**WORK TO DO:**
Every record below should be printed exactly as it appears.

Dataset excerpts:
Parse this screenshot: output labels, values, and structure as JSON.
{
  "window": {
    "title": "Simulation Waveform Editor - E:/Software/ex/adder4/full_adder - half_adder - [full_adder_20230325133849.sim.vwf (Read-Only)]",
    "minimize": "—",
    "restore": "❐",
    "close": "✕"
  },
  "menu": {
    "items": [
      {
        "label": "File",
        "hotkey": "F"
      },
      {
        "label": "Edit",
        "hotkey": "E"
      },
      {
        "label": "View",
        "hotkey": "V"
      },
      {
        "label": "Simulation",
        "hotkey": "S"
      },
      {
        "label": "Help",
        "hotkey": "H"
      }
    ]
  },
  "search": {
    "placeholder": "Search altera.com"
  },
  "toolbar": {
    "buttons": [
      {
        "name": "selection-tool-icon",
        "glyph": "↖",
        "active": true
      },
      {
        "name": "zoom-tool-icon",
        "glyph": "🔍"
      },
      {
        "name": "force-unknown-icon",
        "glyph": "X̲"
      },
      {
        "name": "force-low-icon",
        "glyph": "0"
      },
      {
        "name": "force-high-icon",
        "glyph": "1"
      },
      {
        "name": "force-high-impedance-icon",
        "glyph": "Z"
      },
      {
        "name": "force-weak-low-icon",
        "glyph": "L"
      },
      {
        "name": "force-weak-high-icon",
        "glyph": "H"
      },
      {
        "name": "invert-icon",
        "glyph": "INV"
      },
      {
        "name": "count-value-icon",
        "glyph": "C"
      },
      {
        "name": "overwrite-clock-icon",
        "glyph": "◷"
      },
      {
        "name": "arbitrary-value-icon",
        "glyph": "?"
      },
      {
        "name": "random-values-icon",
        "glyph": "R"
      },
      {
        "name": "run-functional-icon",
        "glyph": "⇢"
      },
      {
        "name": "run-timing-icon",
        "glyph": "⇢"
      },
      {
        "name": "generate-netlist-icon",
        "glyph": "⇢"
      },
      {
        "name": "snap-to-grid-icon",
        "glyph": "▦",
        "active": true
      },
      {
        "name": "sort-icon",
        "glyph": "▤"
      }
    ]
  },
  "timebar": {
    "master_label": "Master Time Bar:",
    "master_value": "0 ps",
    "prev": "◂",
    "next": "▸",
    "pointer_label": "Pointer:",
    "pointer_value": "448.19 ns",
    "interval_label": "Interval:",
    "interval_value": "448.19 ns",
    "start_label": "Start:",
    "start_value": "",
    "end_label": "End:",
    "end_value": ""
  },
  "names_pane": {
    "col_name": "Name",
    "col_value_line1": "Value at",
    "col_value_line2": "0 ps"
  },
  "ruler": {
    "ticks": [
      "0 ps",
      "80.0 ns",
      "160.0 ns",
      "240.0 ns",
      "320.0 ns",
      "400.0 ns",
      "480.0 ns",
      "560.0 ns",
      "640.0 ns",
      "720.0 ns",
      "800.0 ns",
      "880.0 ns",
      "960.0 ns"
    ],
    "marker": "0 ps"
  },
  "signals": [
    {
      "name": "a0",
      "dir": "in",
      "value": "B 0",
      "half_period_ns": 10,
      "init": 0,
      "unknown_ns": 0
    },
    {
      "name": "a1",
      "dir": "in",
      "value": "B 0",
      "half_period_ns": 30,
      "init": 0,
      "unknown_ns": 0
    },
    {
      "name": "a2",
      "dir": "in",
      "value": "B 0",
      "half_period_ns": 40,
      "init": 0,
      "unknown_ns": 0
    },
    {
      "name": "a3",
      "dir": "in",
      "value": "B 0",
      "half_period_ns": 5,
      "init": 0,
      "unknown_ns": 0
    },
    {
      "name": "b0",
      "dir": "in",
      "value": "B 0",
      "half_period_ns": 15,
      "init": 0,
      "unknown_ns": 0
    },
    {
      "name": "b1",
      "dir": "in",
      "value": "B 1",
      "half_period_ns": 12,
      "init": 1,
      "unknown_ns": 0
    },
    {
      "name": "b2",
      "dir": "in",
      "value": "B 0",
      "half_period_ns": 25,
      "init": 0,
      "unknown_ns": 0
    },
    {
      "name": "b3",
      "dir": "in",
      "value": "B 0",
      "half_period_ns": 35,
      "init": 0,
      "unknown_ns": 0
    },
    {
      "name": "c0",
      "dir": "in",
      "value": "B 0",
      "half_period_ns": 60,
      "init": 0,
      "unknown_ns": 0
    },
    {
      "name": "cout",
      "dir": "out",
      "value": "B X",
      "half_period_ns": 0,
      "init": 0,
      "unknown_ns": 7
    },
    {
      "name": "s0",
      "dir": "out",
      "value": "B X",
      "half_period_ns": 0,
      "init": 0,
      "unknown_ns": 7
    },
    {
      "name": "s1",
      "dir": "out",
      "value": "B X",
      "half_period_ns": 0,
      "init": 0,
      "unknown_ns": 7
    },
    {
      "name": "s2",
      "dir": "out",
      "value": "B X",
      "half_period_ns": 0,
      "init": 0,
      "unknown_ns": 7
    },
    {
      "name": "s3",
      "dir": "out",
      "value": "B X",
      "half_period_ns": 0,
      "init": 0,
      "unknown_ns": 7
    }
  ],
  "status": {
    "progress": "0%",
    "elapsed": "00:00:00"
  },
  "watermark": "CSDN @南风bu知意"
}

**ANSWER TO THE PROBLEM:**
Parse this screenshot: output labels, values, and structure as JSON.
{
  "window": {
    "title": "Simulation Waveform Editor - E:/Software/ex/adder4/full_adder - half_adder - [full_adder_20230325133849.sim.vwf (Read-Only)]",
    "minimize": "—",
    "restore": "❐",
    "close": "✕"
  },
  "menu": {
    "items": [
      {
        "label": "File",
        "hotkey": "F"
      },
      {
        "label": "Edit",
        "hotkey": "E"
      },
      {
        "label": "View",
        "hotkey": "V"
      },
      {
        "label": "Simulation",
        "hotkey": "S"
      },
      {
        "label": "Help",
        "hotkey": "H"
      }
    ]
  },
  "search": {
    "placeholder": "Search altera.com"
  },
  "toolbar": {
    "buttons": [
      {
        "name": "selection-tool-icon",
        "glyph": "↖",
        "active": true
      },
      {
        "name": "zoom-tool-icon",
        "glyph": "🔍"
      },
      {
        "name": "force-unknown-icon",
        "glyph": "X̲"
      },
      {
        "name": "force-low-icon",
        "glyph": "0"
      },
      {
        "name": "force-high-icon",
        "glyph": "1"
      },
      {
        "name": "force-high-impedance-icon",
        "glyph": "Z"
      },
      {
        "name": "force-weak-low-icon",
        "glyph": "L"
      },
      {
        "name": "force-weak-high-icon",
        "glyph": "H"
      },
      {
        "name": "invert-icon",
        "glyph": "INV"
      },
      {
        "name": "count-value-icon",
        "glyph": "C"
      },
      {
        "name": "overwrite-clock-icon",
        "glyph": "◷"
      },
      {
        "name": "arbitrary-value-icon",
        "glyph": "?"
      },
      {
        "name": "random-values-icon",
        "glyph": "R"
      },
      {
        "name": "run-functional-icon",
        "glyph": "⇢"
      },
      {
        "name": "run-timing-icon",
        "glyph": "⇢"
      },
      {
        "name": "generate-netlist-icon",
        "glyph": "⇢"
      },
      {
        "name": "snap-to-grid-icon",
        "glyph": "▦",
        "active": true
      },
      {
        "name": "sort-icon",
        "glyph": "▤"
      }
    ]
  },
  "timebar": {
    "master_label": "Master Time Bar:",
    "master_value": "0 ps",
    "prev": "◂",
    "next": "▸",
    "pointer_label": "Pointer:",
    "pointer_value": "448.19 ns",
    "interval_label": "Interval:",
    "interval_value": "448.19 ns",
    "start_label": "Start:",
    "start_value": "",
    "end_label": "End:",
    "end_value": ""
  },
  "names_pane": {
    "col_name": "Name",
    "col_value_line1": "Value at",
    "col_value_line2": "0 ps"
  },
  "ruler": {
    "ticks": [
      "0 ps",
      "80.0 ns",
      "160.0 ns",
      "240.0 ns",
      "320.0 ns",
      "400.0 ns",
      "480.0 ns",
      "560.0 ns",
      "640.0 ns",
      "720.0 ns",
      "800.0 ns",
      "880.0 ns",
      "960.0 ns"
    ],
    "marker": "0 ps"
  },
  "signals": [
    {
      "name": "a0",
      "dir": "in",
      "value": "B 0",
      "half_period_ns": 10,
      "init": 0,
      "unknown_ns": 0
    },
    {
      "name": "a1",
      "dir": "in",
      "value": "B 0",
      "half_period_ns": 30,
      "init": 0,
      "unknown_ns": 0
    },
    {
      "name": "a2",
      "dir": "in",
      "value": "B 0",
      "half_period_ns": 40,
      "init": 0,
      "unknown_ns": 0
    },
    {
      "name": "a3",
      "dir": "in",
      "value": "B 0",
      "half_period_ns": 5,
      "init": 0,
      "unknown_ns": 0
    },
    {
      "name": "b0",
      "dir": "in",
      "value": "B 0",
      "half_period_ns": 15,
      "init": 0,
      "unknown_ns": 0
    },
    {
      "name": "b1",
      "dir": "in",
      "value": "B 1",
      "half_period_ns": 12,
      "init": 1,
      "unknown_ns": 0
    },
    {
      "name": "b2",
      "dir": "in",
      "value": "B 0",
      "half_period_ns": 25,
      "init": 0,
      "unknown_ns": 0
    },
    {
      "name": "b3",
      "dir": "in",
      "value": "B 0",
      "half_period_ns": 35,
      "init": 0,
      "unknown_ns": 0
    },
    {
      "name": "c0",
      "dir": "in",
      "value": "B 0",
      "half_period_ns": 60,
      "init": 0,
      "unknown_ns": 0
    },
    {
      "name": "cout",
      "dir": "out",
      "value": "B X",
      "half_period_ns": 0,
      "init": 0,
      "unknown_ns": 7
    },
    {
      "name": "s0",
      "dir": "out",
      "value": "B X",
      "half_period_ns": 0,
      "init": 0,
      "unknown_ns": 7
    },
    {
      "name": "s1",
      "dir": "out",
      "value": "B X",
      "half_period_ns": 0,
      "init": 0,
      "unknown_ns": 7
    },
    {
      "name": "s2",
      "dir": "out",
      "value": "B X",
      "half_period_ns": 0,
      "init": 0,
      "unknown_ns": 7
    },
    {
      "name": "s3",
      "dir": "out",
      "value": "B X",
      "half_period_ns": 0,
      "init": 0,
      "unknown_ns": 7
    }
  ],
  "status": {
    "progress": "0%",
    "elapsed": "00:00:00"
  },
  "watermark": "CSDN @南风bu知意"
}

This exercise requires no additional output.